**PROVIDED INFORMATION:**
++++++++++
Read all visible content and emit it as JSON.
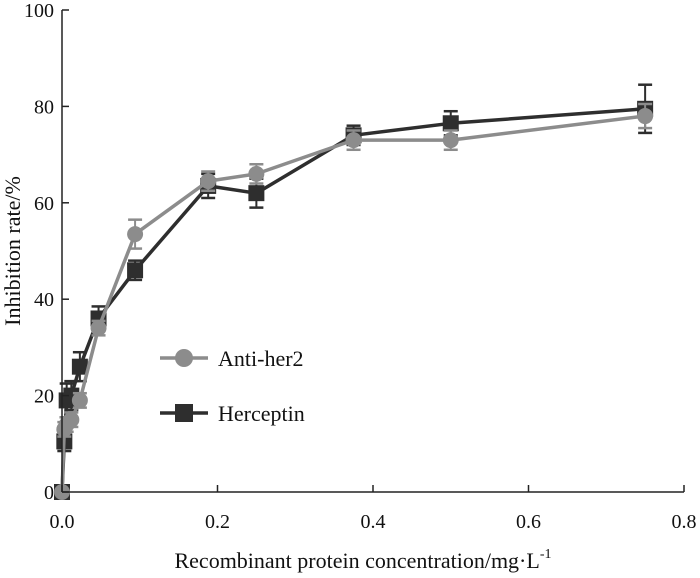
{
  "chart_data": {
    "type": "line",
    "title": "",
    "xlabel": "Recombinant protein concentration/mg·L",
    "xlabel_superscript": "-1",
    "ylabel": "Inhibition rate/%",
    "xlim": [
      0,
      0.8
    ],
    "ylim": [
      0,
      100
    ],
    "x_ticks": [
      "0.0",
      "0.2",
      "0.4",
      "0.6",
      "0.8"
    ],
    "y_ticks": [
      "0",
      "20",
      "40",
      "60",
      "80",
      "100"
    ],
    "x_tick_values": [
      0,
      0.2,
      0.4,
      0.6,
      0.8
    ],
    "y_tick_values": [
      0,
      20,
      40,
      60,
      80,
      100
    ],
    "grid": false,
    "legend_position": "center-left",
    "series": [
      {
        "name": "Anti-her2",
        "marker": "circle",
        "color": "#8c8c8c",
        "x": [
          0,
          0.003,
          0.006,
          0.012,
          0.023,
          0.047,
          0.094,
          0.188,
          0.25,
          0.375,
          0.5,
          0.75
        ],
        "y": [
          0,
          13,
          14,
          15,
          19,
          34,
          53.5,
          64.5,
          66,
          73,
          73,
          78
        ],
        "error": [
          0,
          1.5,
          1.5,
          1.5,
          1.5,
          1.5,
          3,
          2,
          2,
          2,
          2,
          2.5
        ]
      },
      {
        "name": "Herceptin",
        "marker": "square",
        "color": "#2e2e2e",
        "x": [
          0,
          0.003,
          0.006,
          0.012,
          0.023,
          0.047,
          0.094,
          0.188,
          0.25,
          0.375,
          0.5,
          0.75
        ],
        "y": [
          0,
          10.5,
          19,
          20,
          26,
          36,
          46,
          63.5,
          62,
          74,
          76.5,
          79.5
        ],
        "error": [
          0,
          2,
          3.5,
          3,
          3,
          2.5,
          2,
          2.5,
          3,
          2,
          2.5,
          5
        ]
      }
    ]
  }
}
++++++++++
**WHAT THIS TASK INVOLVES:**
Output, word for word, the full listing above, with no pictures.

**FINISHED TASK:**
Read all visible content and emit it as JSON.
{
  "chart_data": {
    "type": "line",
    "title": "",
    "xlabel": "Recombinant protein concentration/mg·L",
    "xlabel_superscript": "-1",
    "ylabel": "Inhibition rate/%",
    "xlim": [
      0,
      0.8
    ],
    "ylim": [
      0,
      100
    ],
    "x_ticks": [
      "0.0",
      "0.2",
      "0.4",
      "0.6",
      "0.8"
    ],
    "y_ticks": [
      "0",
      "20",
      "40",
      "60",
      "80",
      "100"
    ],
    "x_tick_values": [
      0,
      0.2,
      0.4,
      0.6,
      0.8
    ],
    "y_tick_values": [
      0,
      20,
      40,
      60,
      80,
      100
    ],
    "grid": false,
    "legend_position": "center-left",
    "series": [
      {
        "name": "Anti-her2",
        "marker": "circle",
        "color": "#8c8c8c",
        "x": [
          0,
          0.003,
          0.006,
          0.012,
          0.023,
          0.047,
          0.094,
          0.188,
          0.25,
          0.375,
          0.5,
          0.75
        ],
        "y": [
          0,
          13,
          14,
          15,
          19,
          34,
          53.5,
          64.5,
          66,
          73,
          73,
          78
        ],
        "error": [
          0,
          1.5,
          1.5,
          1.5,
          1.5,
          1.5,
          3,
          2,
          2,
          2,
          2,
          2.5
        ]
      },
      {
        "name": "Herceptin",
        "marker": "square",
        "color": "#2e2e2e",
        "x": [
          0,
          0.003,
          0.006,
          0.012,
          0.023,
          0.047,
          0.094,
          0.188,
          0.25,
          0.375,
          0.5,
          0.75
        ],
        "y": [
          0,
          10.5,
          19,
          20,
          26,
          36,
          46,
          63.5,
          62,
          74,
          76.5,
          79.5
        ],
        "error": [
          0,
          2,
          3.5,
          3,
          3,
          2.5,
          2,
          2.5,
          3,
          2,
          2.5,
          5
        ]
      }
    ]
  }
}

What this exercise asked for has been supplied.